◆ WORK INSTRUCTIONS: Here are some records; copy every line that holds the word "color".
** Start of SUPPLIED DATA **
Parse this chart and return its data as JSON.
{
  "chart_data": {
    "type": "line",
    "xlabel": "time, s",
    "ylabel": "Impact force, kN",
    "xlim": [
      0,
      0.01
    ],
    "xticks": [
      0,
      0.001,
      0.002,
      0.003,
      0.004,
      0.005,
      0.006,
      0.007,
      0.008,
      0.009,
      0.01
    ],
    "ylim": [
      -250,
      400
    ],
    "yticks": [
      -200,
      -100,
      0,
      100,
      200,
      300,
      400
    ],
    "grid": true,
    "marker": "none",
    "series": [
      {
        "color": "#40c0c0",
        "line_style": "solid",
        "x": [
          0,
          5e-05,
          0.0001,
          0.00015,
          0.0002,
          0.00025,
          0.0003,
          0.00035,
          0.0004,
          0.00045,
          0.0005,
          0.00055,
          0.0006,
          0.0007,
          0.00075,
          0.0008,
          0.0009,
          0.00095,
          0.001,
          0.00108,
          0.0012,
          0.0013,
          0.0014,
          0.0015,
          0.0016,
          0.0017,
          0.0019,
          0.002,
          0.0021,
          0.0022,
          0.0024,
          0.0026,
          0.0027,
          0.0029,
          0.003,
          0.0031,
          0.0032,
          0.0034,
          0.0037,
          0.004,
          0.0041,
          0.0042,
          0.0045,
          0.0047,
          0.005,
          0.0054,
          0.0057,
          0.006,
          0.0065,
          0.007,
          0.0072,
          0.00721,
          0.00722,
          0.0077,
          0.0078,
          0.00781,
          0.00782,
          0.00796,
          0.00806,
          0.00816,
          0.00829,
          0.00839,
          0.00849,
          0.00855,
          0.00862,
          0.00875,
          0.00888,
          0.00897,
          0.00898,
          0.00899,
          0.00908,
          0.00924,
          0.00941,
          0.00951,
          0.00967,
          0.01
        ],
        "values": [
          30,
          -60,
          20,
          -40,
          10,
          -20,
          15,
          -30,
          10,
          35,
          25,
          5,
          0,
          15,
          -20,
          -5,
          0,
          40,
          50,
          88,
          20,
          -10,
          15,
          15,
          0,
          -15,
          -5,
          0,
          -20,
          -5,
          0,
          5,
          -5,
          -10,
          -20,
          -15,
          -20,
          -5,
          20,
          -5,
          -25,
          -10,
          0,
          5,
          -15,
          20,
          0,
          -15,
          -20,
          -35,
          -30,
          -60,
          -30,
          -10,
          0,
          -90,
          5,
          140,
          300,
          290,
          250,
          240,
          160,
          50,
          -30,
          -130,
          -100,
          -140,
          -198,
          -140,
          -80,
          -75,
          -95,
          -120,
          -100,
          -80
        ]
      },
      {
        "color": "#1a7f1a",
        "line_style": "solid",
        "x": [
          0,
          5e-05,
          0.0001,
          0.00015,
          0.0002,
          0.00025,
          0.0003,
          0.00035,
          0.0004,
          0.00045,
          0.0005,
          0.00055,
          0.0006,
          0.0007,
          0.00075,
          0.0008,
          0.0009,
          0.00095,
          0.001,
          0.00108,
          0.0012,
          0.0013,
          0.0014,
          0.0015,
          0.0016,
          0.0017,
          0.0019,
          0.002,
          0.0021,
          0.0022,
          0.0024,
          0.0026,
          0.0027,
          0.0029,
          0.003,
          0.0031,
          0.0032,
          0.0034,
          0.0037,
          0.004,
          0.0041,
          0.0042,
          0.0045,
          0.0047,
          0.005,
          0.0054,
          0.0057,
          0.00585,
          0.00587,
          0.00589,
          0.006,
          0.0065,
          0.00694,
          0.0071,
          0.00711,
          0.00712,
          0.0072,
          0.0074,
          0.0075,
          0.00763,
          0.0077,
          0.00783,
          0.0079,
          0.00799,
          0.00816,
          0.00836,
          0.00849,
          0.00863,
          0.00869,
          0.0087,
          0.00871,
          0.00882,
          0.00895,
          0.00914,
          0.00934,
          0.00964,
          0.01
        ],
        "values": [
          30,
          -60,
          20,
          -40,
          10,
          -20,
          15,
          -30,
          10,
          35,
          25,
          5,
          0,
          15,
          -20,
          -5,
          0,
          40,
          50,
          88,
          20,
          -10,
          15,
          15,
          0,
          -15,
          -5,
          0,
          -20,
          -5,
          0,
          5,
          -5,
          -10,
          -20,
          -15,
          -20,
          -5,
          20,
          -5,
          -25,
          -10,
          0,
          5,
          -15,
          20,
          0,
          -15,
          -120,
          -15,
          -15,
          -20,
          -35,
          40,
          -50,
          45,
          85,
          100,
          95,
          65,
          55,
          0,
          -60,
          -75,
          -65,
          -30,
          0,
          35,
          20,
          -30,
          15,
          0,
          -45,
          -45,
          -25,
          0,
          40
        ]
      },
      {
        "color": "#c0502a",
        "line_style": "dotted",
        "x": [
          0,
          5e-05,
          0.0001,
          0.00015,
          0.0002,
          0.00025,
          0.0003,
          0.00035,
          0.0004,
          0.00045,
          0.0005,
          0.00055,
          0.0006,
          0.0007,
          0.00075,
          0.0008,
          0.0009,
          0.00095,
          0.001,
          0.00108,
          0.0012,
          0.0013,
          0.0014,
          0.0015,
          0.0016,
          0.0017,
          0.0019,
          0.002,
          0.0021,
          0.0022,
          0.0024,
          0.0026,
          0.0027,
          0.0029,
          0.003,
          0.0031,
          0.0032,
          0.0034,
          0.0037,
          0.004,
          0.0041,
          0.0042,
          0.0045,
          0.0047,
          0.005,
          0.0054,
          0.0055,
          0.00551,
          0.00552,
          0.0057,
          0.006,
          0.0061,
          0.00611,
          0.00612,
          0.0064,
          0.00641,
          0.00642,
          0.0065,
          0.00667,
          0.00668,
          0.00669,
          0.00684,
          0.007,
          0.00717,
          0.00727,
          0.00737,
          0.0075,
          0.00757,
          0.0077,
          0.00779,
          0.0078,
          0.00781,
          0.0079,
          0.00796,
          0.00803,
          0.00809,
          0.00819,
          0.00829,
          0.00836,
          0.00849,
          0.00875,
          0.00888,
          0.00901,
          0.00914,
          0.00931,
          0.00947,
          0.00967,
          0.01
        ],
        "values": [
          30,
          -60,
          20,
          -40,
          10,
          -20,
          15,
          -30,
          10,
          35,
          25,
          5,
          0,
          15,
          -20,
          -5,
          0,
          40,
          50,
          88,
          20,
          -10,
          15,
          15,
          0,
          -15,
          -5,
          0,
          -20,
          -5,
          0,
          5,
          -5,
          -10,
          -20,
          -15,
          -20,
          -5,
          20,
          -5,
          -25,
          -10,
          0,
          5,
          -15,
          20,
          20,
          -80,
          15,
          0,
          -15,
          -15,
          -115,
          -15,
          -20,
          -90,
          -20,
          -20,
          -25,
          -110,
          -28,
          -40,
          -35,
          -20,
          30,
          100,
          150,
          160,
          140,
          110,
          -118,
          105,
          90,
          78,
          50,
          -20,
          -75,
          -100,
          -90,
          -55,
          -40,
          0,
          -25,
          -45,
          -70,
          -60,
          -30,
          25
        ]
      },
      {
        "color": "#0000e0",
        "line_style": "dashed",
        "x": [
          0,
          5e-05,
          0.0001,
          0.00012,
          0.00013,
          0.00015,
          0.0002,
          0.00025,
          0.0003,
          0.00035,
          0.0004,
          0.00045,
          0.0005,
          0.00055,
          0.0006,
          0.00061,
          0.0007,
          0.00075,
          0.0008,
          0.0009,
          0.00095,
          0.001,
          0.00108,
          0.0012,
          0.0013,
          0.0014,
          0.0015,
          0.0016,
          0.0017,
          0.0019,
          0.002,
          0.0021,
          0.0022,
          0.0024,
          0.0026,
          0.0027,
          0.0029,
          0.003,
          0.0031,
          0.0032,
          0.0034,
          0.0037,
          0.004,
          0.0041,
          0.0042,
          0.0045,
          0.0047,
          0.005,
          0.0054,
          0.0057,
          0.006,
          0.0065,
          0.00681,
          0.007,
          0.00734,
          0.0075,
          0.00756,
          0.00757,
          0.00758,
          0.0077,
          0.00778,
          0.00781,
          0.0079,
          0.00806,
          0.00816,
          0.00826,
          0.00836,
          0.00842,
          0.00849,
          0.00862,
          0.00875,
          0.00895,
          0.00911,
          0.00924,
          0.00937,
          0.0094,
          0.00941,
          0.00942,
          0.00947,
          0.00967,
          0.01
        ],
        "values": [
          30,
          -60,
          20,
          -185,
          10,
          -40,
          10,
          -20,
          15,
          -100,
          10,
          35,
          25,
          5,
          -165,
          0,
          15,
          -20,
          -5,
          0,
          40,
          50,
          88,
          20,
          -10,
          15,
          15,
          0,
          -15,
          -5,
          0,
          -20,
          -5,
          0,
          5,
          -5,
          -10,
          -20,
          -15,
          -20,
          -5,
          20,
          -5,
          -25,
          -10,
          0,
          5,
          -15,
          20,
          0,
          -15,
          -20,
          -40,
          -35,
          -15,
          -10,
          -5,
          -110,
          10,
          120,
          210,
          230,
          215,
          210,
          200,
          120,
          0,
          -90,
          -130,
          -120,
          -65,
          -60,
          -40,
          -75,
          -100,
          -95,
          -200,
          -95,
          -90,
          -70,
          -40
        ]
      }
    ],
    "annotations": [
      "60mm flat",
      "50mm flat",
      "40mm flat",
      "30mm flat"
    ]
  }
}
** End of SUPPLIED DATA **
◆ WRITTEN RESPONSE:
        "color": "#40c0c0",
        "color": "#1a7f1a",
        "color": "#c0502a",
        "color": "#0000e0",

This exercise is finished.